Work to complete: Exactly as given, repeat all of the entries.

Stored rows:
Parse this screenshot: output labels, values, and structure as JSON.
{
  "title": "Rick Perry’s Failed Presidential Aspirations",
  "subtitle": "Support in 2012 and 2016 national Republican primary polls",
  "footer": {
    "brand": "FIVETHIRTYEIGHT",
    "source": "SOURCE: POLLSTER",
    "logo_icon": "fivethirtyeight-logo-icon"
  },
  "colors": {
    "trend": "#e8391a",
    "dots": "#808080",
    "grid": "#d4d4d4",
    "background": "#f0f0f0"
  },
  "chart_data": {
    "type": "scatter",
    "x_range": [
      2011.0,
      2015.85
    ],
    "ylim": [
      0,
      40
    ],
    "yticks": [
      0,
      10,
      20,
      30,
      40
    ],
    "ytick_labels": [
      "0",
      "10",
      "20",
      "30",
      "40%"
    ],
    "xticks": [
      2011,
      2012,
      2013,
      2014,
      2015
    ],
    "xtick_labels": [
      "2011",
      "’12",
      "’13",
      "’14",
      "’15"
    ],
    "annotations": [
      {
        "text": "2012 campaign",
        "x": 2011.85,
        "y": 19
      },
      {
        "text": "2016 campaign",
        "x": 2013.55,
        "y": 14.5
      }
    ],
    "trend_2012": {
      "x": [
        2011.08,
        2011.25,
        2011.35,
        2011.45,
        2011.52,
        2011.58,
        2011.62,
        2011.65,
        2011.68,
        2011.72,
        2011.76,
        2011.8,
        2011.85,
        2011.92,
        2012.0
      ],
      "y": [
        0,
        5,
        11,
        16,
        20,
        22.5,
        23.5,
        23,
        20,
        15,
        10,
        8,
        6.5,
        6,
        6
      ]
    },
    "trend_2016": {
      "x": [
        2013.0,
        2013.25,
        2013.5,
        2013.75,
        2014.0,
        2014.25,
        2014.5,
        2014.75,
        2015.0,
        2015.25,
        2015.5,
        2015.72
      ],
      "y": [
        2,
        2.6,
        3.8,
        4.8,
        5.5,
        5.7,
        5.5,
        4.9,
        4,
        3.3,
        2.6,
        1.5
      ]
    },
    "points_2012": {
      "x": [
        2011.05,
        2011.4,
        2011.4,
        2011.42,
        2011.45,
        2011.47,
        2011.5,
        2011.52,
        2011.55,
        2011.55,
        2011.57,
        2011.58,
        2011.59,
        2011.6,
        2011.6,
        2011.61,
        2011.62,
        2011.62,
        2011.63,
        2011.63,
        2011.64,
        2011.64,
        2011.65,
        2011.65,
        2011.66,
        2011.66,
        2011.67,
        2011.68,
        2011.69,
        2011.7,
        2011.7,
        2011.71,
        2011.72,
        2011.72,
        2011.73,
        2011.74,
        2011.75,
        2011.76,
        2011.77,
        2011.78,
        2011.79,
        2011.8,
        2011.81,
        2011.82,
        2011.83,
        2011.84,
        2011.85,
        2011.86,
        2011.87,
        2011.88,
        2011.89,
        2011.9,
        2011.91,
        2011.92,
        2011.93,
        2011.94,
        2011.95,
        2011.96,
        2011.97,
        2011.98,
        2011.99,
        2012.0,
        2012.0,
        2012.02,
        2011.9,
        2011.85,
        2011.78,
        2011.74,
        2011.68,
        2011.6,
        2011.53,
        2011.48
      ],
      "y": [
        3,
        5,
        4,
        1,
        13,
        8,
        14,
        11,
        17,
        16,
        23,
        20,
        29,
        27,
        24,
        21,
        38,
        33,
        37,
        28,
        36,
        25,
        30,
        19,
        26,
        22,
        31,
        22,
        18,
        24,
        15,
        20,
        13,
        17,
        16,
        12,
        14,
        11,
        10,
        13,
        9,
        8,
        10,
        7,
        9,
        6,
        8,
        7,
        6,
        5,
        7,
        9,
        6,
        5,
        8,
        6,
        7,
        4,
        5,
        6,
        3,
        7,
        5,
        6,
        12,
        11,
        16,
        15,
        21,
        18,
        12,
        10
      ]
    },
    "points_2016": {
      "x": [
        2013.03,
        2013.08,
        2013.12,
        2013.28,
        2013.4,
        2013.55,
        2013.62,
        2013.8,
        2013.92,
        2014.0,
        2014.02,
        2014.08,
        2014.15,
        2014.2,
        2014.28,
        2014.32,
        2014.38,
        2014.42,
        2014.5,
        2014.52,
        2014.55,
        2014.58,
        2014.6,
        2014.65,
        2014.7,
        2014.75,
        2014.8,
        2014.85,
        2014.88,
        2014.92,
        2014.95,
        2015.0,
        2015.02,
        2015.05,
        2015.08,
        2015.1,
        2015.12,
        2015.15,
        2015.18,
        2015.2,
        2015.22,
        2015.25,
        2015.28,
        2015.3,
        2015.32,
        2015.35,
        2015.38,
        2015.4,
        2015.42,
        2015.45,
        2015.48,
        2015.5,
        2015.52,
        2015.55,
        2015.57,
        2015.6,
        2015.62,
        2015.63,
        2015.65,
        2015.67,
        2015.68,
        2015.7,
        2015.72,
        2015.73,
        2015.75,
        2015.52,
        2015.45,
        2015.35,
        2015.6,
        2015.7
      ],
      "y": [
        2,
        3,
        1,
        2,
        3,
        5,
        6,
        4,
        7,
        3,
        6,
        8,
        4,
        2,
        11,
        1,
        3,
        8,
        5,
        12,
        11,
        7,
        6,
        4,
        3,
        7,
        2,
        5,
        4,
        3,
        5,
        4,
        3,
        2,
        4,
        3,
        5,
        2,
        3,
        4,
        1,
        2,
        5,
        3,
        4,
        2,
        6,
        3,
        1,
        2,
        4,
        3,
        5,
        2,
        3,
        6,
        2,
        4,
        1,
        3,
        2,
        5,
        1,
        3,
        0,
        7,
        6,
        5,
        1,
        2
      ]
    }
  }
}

Output below:
Parse this screenshot: output labels, values, and structure as JSON.
{
  "title": "Rick Perry’s Failed Presidential Aspirations",
  "subtitle": "Support in 2012 and 2016 national Republican primary polls",
  "footer": {
    "brand": "FIVETHIRTYEIGHT",
    "source": "SOURCE: POLLSTER",
    "logo_icon": "fivethirtyeight-logo-icon"
  },
  "colors": {
    "trend": "#e8391a",
    "dots": "#808080",
    "grid": "#d4d4d4",
    "background": "#f0f0f0"
  },
  "chart_data": {
    "type": "scatter",
    "x_range": [
      2011.0,
      2015.85
    ],
    "ylim": [
      0,
      40
    ],
    "yticks": [
      0,
      10,
      20,
      30,
      40
    ],
    "ytick_labels": [
      "0",
      "10",
      "20",
      "30",
      "40%"
    ],
    "xticks": [
      2011,
      2012,
      2013,
      2014,
      2015
    ],
    "xtick_labels": [
      "2011",
      "’12",
      "’13",
      "’14",
      "’15"
    ],
    "annotations": [
      {
        "text": "2012 campaign",
        "x": 2011.85,
        "y": 19
      },
      {
        "text": "2016 campaign",
        "x": 2013.55,
        "y": 14.5
      }
    ],
    "trend_2012": {
      "x": [
        2011.08,
        2011.25,
        2011.35,
        2011.45,
        2011.52,
        2011.58,
        2011.62,
        2011.65,
        2011.68,
        2011.72,
        2011.76,
        2011.8,
        2011.85,
        2011.92,
        2012.0
      ],
      "y": [
        0,
        5,
        11,
        16,
        20,
        22.5,
        23.5,
        23,
        20,
        15,
        10,
        8,
        6.5,
        6,
        6
      ]
    },
    "trend_2016": {
      "x": [
        2013.0,
        2013.25,
        2013.5,
        2013.75,
        2014.0,
        2014.25,
        2014.5,
        2014.75,
        2015.0,
        2015.25,
        2015.5,
        2015.72
      ],
      "y": [
        2,
        2.6,
        3.8,
        4.8,
        5.5,
        5.7,
        5.5,
        4.9,
        4,
        3.3,
        2.6,
        1.5
      ]
    },
    "points_2012": {
      "x": [
        2011.05,
        2011.4,
        2011.4,
        2011.42,
        2011.45,
        2011.47,
        2011.5,
        2011.52,
        2011.55,
        2011.55,
        2011.57,
        2011.58,
        2011.59,
        2011.6,
        2011.6,
        2011.61,
        2011.62,
        2011.62,
        2011.63,
        2011.63,
        2011.64,
        2011.64,
        2011.65,
        2011.65,
        2011.66,
        2011.66,
        2011.67,
        2011.68,
        2011.69,
        2011.7,
        2011.7,
        2011.71,
        2011.72,
        2011.72,
        2011.73,
        2011.74,
        2011.75,
        2011.76,
        2011.77,
        2011.78,
        2011.79,
        2011.8,
        2011.81,
        2011.82,
        2011.83,
        2011.84,
        2011.85,
        2011.86,
        2011.87,
        2011.88,
        2011.89,
        2011.9,
        2011.91,
        2011.92,
        2011.93,
        2011.94,
        2011.95,
        2011.96,
        2011.97,
        2011.98,
        2011.99,
        2012.0,
        2012.0,
        2012.02,
        2011.9,
        2011.85,
        2011.78,
        2011.74,
        2011.68,
        2011.6,
        2011.53,
        2011.48
      ],
      "y": [
        3,
        5,
        4,
        1,
        13,
        8,
        14,
        11,
        17,
        16,
        23,
        20,
        29,
        27,
        24,
        21,
        38,
        33,
        37,
        28,
        36,
        25,
        30,
        19,
        26,
        22,
        31,
        22,
        18,
        24,
        15,
        20,
        13,
        17,
        16,
        12,
        14,
        11,
        10,
        13,
        9,
        8,
        10,
        7,
        9,
        6,
        8,
        7,
        6,
        5,
        7,
        9,
        6,
        5,
        8,
        6,
        7,
        4,
        5,
        6,
        3,
        7,
        5,
        6,
        12,
        11,
        16,
        15,
        21,
        18,
        12,
        10
      ]
    },
    "points_2016": {
      "x": [
        2013.03,
        2013.08,
        2013.12,
        2013.28,
        2013.4,
        2013.55,
        2013.62,
        2013.8,
        2013.92,
        2014.0,
        2014.02,
        2014.08,
        2014.15,
        2014.2,
        2014.28,
        2014.32,
        2014.38,
        2014.42,
        2014.5,
        2014.52,
        2014.55,
        2014.58,
        2014.6,
        2014.65,
        2014.7,
        2014.75,
        2014.8,
        2014.85,
        2014.88,
        2014.92,
        2014.95,
        2015.0,
        2015.02,
        2015.05,
        2015.08,
        2015.1,
        2015.12,
        2015.15,
        2015.18,
        2015.2,
        2015.22,
        2015.25,
        2015.28,
        2015.3,
        2015.32,
        2015.35,
        2015.38,
        2015.4,
        2015.42,
        2015.45,
        2015.48,
        2015.5,
        2015.52,
        2015.55,
        2015.57,
        2015.6,
        2015.62,
        2015.63,
        2015.65,
        2015.67,
        2015.68,
        2015.7,
        2015.72,
        2015.73,
        2015.75,
        2015.52,
        2015.45,
        2015.35,
        2015.6,
        2015.7
      ],
      "y": [
        2,
        3,
        1,
        2,
        3,
        5,
        6,
        4,
        7,
        3,
        6,
        8,
        4,
        2,
        11,
        1,
        3,
        8,
        5,
        12,
        11,
        7,
        6,
        4,
        3,
        7,
        2,
        5,
        4,
        3,
        5,
        4,
        3,
        2,
        4,
        3,
        5,
        2,
        3,
        4,
        1,
        2,
        5,
        3,
        4,
        2,
        6,
        3,
        1,
        2,
        4,
        3,
        5,
        2,
        3,
        6,
        2,
        4,
        1,
        3,
        2,
        5,
        1,
        3,
        0,
        7,
        6,
        5,
        1,
        2
      ]
    }
  }
}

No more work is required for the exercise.